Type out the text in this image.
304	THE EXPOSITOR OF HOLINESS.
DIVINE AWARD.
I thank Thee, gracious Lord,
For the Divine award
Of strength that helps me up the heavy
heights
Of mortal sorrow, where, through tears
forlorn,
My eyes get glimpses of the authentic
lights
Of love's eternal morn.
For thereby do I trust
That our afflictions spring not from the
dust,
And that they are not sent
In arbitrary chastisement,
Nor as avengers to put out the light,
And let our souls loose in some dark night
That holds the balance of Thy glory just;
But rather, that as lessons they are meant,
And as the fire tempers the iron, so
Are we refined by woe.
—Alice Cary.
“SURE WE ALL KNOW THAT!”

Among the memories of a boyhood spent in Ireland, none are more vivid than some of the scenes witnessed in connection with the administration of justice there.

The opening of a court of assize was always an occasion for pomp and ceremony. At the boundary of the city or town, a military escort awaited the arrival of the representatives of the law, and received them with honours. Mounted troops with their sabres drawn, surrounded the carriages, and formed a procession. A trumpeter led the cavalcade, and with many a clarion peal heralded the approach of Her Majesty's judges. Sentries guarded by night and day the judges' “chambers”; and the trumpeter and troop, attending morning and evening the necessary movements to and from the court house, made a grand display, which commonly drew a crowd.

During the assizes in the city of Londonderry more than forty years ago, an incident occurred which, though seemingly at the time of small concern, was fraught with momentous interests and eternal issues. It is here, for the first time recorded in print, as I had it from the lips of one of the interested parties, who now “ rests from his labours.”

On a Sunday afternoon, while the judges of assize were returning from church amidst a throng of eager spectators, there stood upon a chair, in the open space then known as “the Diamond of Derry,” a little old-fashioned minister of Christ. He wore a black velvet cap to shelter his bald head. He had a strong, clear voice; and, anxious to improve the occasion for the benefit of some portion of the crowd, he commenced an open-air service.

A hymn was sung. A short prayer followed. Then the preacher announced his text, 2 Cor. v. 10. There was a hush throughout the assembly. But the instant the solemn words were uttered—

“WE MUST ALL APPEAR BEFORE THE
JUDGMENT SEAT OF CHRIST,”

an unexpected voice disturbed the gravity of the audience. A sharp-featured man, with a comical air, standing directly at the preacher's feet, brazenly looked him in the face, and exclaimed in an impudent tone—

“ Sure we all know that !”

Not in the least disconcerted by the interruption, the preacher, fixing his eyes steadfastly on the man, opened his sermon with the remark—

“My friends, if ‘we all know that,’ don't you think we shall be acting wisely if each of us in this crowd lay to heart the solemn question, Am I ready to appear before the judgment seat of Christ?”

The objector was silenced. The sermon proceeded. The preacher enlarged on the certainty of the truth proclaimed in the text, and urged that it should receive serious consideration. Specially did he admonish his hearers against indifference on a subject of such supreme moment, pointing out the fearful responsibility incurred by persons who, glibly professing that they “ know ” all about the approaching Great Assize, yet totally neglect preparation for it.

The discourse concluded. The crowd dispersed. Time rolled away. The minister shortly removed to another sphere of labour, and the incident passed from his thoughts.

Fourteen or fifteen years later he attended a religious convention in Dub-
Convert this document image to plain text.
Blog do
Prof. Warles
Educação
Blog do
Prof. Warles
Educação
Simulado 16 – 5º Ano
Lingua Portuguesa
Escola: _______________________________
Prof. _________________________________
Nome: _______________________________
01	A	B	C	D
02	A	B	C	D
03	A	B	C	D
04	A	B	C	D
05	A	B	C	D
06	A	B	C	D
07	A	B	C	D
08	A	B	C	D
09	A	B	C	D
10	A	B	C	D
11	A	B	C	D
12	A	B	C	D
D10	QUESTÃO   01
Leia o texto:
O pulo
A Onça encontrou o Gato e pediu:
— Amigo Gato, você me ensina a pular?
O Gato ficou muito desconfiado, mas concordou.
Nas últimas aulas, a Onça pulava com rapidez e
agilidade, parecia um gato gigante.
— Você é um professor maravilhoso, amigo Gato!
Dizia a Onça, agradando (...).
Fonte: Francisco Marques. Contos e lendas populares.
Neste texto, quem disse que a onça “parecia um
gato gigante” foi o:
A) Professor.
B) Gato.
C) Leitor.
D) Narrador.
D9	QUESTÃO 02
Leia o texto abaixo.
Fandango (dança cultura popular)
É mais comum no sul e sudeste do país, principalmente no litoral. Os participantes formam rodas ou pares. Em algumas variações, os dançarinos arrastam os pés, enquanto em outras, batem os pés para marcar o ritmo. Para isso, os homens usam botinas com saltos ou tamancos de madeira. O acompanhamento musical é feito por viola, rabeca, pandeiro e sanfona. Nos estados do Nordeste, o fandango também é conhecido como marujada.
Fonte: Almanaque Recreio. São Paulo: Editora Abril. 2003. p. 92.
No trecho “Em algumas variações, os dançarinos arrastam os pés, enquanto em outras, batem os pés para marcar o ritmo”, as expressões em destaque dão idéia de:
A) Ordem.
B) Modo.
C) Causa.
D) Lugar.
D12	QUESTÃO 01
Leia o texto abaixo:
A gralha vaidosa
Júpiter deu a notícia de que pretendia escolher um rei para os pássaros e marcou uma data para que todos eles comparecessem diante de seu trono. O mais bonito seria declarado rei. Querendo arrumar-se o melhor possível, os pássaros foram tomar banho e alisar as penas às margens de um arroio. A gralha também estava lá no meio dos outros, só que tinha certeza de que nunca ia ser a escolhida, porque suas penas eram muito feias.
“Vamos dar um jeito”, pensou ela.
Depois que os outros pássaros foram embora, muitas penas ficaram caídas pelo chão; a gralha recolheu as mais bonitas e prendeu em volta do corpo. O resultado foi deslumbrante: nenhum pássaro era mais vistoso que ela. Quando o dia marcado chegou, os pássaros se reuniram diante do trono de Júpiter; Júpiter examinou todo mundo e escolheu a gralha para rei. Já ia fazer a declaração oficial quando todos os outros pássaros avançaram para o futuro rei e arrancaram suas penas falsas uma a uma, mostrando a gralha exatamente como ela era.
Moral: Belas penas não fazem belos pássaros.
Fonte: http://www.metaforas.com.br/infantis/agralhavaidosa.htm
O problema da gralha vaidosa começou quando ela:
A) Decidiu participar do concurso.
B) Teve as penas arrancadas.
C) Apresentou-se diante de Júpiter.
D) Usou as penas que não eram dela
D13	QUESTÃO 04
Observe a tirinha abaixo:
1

WRITTEN REQUEST: Calculate how many lines of the material include the string "parecia", and state that number by itself.

THE RESULT: 2